▸ **DIRECTIONS**: Single out the lines that include the word "left". Copy them.

* START *

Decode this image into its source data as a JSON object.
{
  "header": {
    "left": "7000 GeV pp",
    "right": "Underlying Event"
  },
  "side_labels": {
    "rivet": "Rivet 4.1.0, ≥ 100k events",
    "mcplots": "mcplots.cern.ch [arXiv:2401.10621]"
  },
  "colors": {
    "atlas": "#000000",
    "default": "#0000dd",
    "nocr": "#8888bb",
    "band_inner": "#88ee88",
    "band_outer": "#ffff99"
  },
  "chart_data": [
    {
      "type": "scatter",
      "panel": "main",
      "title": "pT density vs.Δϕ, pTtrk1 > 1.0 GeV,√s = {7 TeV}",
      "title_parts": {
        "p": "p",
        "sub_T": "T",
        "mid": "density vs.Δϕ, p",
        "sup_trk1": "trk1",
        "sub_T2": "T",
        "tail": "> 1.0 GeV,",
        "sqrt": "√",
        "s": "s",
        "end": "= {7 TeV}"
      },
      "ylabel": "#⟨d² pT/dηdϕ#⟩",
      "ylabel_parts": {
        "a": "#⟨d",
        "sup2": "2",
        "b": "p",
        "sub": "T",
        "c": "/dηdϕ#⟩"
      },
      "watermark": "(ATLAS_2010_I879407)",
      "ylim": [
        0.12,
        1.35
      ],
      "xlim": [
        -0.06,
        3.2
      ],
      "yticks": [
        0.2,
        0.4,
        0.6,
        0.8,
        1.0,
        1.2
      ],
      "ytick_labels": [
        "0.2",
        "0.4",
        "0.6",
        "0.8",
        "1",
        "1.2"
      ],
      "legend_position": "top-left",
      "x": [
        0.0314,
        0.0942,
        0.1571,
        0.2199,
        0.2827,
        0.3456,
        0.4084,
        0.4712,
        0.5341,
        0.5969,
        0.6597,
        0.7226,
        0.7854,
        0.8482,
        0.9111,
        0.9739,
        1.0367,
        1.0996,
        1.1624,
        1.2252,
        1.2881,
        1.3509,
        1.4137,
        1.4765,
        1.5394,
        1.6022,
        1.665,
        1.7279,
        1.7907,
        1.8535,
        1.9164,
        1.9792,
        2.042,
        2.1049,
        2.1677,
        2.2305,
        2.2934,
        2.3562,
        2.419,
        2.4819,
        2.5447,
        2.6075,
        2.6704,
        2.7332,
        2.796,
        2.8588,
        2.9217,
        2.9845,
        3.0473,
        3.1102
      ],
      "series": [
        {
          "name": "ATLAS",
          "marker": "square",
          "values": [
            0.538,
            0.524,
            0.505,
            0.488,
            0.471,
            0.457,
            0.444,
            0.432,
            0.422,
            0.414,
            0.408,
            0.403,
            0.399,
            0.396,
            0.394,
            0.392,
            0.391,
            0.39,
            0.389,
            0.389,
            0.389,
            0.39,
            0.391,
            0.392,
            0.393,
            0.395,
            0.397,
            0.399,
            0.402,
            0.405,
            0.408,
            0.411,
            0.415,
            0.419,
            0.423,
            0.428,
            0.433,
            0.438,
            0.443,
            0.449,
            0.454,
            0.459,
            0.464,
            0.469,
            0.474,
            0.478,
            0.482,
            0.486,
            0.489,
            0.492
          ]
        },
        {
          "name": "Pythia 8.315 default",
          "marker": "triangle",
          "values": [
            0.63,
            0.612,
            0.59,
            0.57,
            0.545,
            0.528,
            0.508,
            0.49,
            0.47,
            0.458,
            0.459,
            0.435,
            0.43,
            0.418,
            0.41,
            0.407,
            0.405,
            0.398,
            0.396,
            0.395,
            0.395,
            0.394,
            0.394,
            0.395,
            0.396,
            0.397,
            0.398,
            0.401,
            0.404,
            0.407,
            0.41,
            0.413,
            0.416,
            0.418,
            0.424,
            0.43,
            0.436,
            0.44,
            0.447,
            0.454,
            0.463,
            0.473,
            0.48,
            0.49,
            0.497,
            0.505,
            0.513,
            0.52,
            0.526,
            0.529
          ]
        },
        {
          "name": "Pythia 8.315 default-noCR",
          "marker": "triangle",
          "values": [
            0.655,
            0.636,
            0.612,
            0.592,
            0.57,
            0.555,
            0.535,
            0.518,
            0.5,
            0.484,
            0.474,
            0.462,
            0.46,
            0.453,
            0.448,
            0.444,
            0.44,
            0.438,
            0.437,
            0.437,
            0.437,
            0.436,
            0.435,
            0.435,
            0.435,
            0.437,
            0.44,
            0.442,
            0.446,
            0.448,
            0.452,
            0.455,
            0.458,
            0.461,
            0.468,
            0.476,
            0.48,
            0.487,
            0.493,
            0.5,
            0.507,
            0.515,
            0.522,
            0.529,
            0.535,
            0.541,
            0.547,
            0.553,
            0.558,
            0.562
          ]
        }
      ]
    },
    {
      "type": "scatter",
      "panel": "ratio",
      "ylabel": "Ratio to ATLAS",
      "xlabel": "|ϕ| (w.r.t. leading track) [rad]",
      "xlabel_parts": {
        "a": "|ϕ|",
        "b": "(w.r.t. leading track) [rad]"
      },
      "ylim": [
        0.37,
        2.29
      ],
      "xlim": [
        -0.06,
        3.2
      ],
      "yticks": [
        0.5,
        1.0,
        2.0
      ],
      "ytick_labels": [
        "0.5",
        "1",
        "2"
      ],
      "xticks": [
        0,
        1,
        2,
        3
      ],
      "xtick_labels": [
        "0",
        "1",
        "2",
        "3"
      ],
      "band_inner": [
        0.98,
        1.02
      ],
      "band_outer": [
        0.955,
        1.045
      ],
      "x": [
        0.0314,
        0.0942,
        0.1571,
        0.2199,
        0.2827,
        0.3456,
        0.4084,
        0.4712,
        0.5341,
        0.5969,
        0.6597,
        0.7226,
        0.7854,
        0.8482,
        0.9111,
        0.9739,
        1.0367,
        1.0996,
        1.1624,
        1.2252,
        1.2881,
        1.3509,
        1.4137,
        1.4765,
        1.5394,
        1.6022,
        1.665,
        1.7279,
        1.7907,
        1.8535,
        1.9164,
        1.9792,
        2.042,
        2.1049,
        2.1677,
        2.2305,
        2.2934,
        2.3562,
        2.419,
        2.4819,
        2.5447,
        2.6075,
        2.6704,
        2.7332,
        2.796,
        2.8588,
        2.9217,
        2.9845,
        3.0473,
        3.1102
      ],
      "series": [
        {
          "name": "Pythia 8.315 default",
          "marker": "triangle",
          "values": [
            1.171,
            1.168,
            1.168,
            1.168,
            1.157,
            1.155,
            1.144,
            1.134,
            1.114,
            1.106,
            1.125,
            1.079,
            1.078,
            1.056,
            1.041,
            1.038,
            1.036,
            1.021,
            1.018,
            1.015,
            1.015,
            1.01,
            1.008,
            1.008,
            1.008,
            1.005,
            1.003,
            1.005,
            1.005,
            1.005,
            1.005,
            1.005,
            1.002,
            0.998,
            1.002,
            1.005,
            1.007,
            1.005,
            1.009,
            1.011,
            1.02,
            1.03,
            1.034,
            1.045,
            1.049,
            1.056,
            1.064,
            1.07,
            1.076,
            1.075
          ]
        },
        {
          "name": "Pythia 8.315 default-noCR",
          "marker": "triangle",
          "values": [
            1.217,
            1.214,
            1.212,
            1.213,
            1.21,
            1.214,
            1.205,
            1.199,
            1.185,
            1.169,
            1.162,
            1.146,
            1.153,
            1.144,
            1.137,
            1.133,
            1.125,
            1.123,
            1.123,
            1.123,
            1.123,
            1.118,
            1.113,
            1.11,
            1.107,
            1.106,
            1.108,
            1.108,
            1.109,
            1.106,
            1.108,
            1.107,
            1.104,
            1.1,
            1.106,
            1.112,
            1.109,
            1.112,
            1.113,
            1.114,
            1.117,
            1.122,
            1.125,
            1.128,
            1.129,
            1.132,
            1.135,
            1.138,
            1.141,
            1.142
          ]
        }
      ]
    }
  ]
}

* END *

▸ **FINISHED TASK**:
    "left": "7000 GeV pp",
      "legend_position": "top-left",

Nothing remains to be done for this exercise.